Set exercise
Identify all lines below that hold "audio" and collect them.

Record extracts
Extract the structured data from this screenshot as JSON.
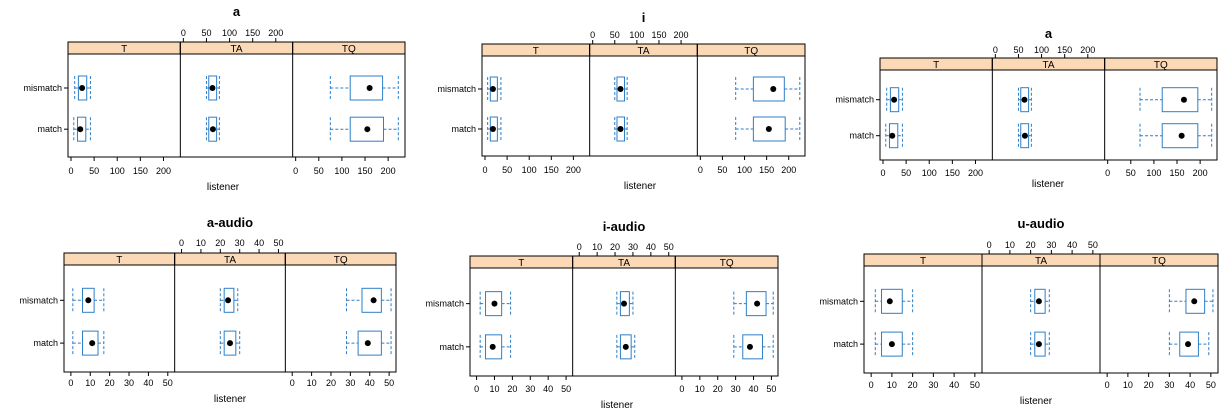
{
  "chart_data": [
    {
      "type": "boxplot",
      "title": "a",
      "xlabel": "listener",
      "ylabel": "",
      "xlim": [
        0,
        230
      ],
      "ticks": [
        0,
        50,
        100,
        150,
        200
      ],
      "panels": [
        "T",
        "TA",
        "TQ"
      ],
      "rows": [
        "mismatch",
        "match"
      ],
      "series": [
        {
          "panel": "T",
          "condition": "mismatch",
          "min": 8,
          "q1": 16,
          "median": 24,
          "q3": 34,
          "max": 42
        },
        {
          "panel": "T",
          "condition": "match",
          "min": 6,
          "q1": 14,
          "median": 20,
          "q3": 32,
          "max": 42
        },
        {
          "panel": "TA",
          "condition": "mismatch",
          "min": 50,
          "q1": 55,
          "median": 63,
          "q3": 72,
          "max": 78
        },
        {
          "panel": "TA",
          "condition": "match",
          "min": 50,
          "q1": 55,
          "median": 64,
          "q3": 72,
          "max": 78
        },
        {
          "panel": "TQ",
          "condition": "mismatch",
          "min": 75,
          "q1": 118,
          "median": 160,
          "q3": 188,
          "max": 222
        },
        {
          "panel": "TQ",
          "condition": "match",
          "min": 75,
          "q1": 118,
          "median": 155,
          "q3": 190,
          "max": 222
        }
      ]
    },
    {
      "type": "boxplot",
      "title": "i",
      "xlabel": "listener",
      "ylabel": "",
      "xlim": [
        0,
        230
      ],
      "ticks": [
        0,
        50,
        100,
        150,
        200
      ],
      "panels": [
        "T",
        "TA",
        "TQ"
      ],
      "rows": [
        "mismatch",
        "match"
      ],
      "series": [
        {
          "panel": "T",
          "condition": "mismatch",
          "min": 6,
          "q1": 12,
          "median": 18,
          "q3": 28,
          "max": 36
        },
        {
          "panel": "T",
          "condition": "match",
          "min": 6,
          "q1": 12,
          "median": 18,
          "q3": 28,
          "max": 36
        },
        {
          "panel": "TA",
          "condition": "mismatch",
          "min": 50,
          "q1": 55,
          "median": 63,
          "q3": 72,
          "max": 78
        },
        {
          "panel": "TA",
          "condition": "match",
          "min": 50,
          "q1": 55,
          "median": 63,
          "q3": 72,
          "max": 78
        },
        {
          "panel": "TQ",
          "condition": "mismatch",
          "min": 80,
          "q1": 120,
          "median": 165,
          "q3": 190,
          "max": 225
        },
        {
          "panel": "TQ",
          "condition": "match",
          "min": 80,
          "q1": 120,
          "median": 155,
          "q3": 192,
          "max": 225
        }
      ]
    },
    {
      "type": "boxplot",
      "title": "a",
      "xlabel": "listener",
      "ylabel": "",
      "xlim": [
        0,
        230
      ],
      "ticks": [
        0,
        50,
        100,
        150,
        200
      ],
      "panels": [
        "T",
        "TA",
        "TQ"
      ],
      "rows": [
        "mismatch",
        "match"
      ],
      "series": [
        {
          "panel": "T",
          "condition": "mismatch",
          "min": 8,
          "q1": 16,
          "median": 24,
          "q3": 34,
          "max": 42
        },
        {
          "panel": "T",
          "condition": "match",
          "min": 6,
          "q1": 14,
          "median": 20,
          "q3": 32,
          "max": 42
        },
        {
          "panel": "TA",
          "condition": "mismatch",
          "min": 50,
          "q1": 55,
          "median": 63,
          "q3": 72,
          "max": 78
        },
        {
          "panel": "TA",
          "condition": "match",
          "min": 50,
          "q1": 55,
          "median": 64,
          "q3": 72,
          "max": 78
        },
        {
          "panel": "TQ",
          "condition": "mismatch",
          "min": 70,
          "q1": 118,
          "median": 165,
          "q3": 195,
          "max": 225
        },
        {
          "panel": "TQ",
          "condition": "match",
          "min": 70,
          "q1": 118,
          "median": 160,
          "q3": 195,
          "max": 225
        }
      ]
    },
    {
      "type": "boxplot",
      "title": "a-audio",
      "xlabel": "listener",
      "ylabel": "",
      "xlim": [
        -2,
        52
      ],
      "ticks": [
        0,
        10,
        20,
        30,
        40,
        50
      ],
      "panels": [
        "T",
        "TA",
        "TQ"
      ],
      "rows": [
        "mismatch",
        "match"
      ],
      "series": [
        {
          "panel": "T",
          "condition": "mismatch",
          "min": 1,
          "q1": 6,
          "median": 9,
          "q3": 12,
          "max": 17
        },
        {
          "panel": "T",
          "condition": "match",
          "min": 1,
          "q1": 6,
          "median": 11,
          "q3": 14,
          "max": 17
        },
        {
          "panel": "TA",
          "condition": "mismatch",
          "min": 20,
          "q1": 22,
          "median": 24,
          "q3": 27,
          "max": 29
        },
        {
          "panel": "TA",
          "condition": "match",
          "min": 20,
          "q1": 22,
          "median": 25,
          "q3": 28,
          "max": 30
        },
        {
          "panel": "TQ",
          "condition": "mismatch",
          "min": 28,
          "q1": 36,
          "median": 42,
          "q3": 46,
          "max": 51
        },
        {
          "panel": "TQ",
          "condition": "match",
          "min": 28,
          "q1": 34,
          "median": 39,
          "q3": 46,
          "max": 51
        }
      ]
    },
    {
      "type": "boxplot",
      "title": "i-audio",
      "xlabel": "listener",
      "ylabel": "",
      "xlim": [
        -2,
        52
      ],
      "ticks": [
        0,
        10,
        20,
        30,
        40,
        50
      ],
      "panels": [
        "T",
        "TA",
        "TQ"
      ],
      "rows": [
        "mismatch",
        "match"
      ],
      "series": [
        {
          "panel": "T",
          "condition": "mismatch",
          "min": 2,
          "q1": 5,
          "median": 10,
          "q3": 14,
          "max": 19
        },
        {
          "panel": "T",
          "condition": "match",
          "min": 2,
          "q1": 5,
          "median": 9,
          "q3": 14,
          "max": 19
        },
        {
          "panel": "TA",
          "condition": "mismatch",
          "min": 21,
          "q1": 23,
          "median": 25,
          "q3": 28,
          "max": 30
        },
        {
          "panel": "TA",
          "condition": "match",
          "min": 21,
          "q1": 23,
          "median": 26,
          "q3": 29,
          "max": 31
        },
        {
          "panel": "TQ",
          "condition": "mismatch",
          "min": 29,
          "q1": 36,
          "median": 42,
          "q3": 47,
          "max": 51
        },
        {
          "panel": "TQ",
          "condition": "match",
          "min": 29,
          "q1": 34,
          "median": 38,
          "q3": 45,
          "max": 51
        }
      ]
    },
    {
      "type": "boxplot",
      "title": "u-audio",
      "xlabel": "listener",
      "ylabel": "",
      "xlim": [
        -2,
        52
      ],
      "ticks": [
        0,
        10,
        20,
        30,
        40,
        50
      ],
      "panels": [
        "T",
        "TA",
        "TQ"
      ],
      "rows": [
        "mismatch",
        "match"
      ],
      "series": [
        {
          "panel": "T",
          "condition": "mismatch",
          "min": 2,
          "q1": 5,
          "median": 9,
          "q3": 15,
          "max": 20
        },
        {
          "panel": "T",
          "condition": "match",
          "min": 2,
          "q1": 5,
          "median": 10,
          "q3": 15,
          "max": 20
        },
        {
          "panel": "TA",
          "condition": "mismatch",
          "min": 20,
          "q1": 22,
          "median": 24,
          "q3": 27,
          "max": 29
        },
        {
          "panel": "TA",
          "condition": "match",
          "min": 20,
          "q1": 22,
          "median": 24,
          "q3": 27,
          "max": 29
        },
        {
          "panel": "TQ",
          "condition": "mismatch",
          "min": 30,
          "q1": 38,
          "median": 42,
          "q3": 47,
          "max": 51
        },
        {
          "panel": "TQ",
          "condition": "match",
          "min": 30,
          "q1": 35,
          "median": 39,
          "q3": 44,
          "max": 49
        }
      ]
    }
  ],
  "colors": {
    "strip": "#fcd9b6",
    "box": "#2e7fc7",
    "frame": "#000000",
    "median_dot": "#000000"
  }
}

Response below
      "title": "a-audio",
      "title": "i-audio",
      "title": "u-audio",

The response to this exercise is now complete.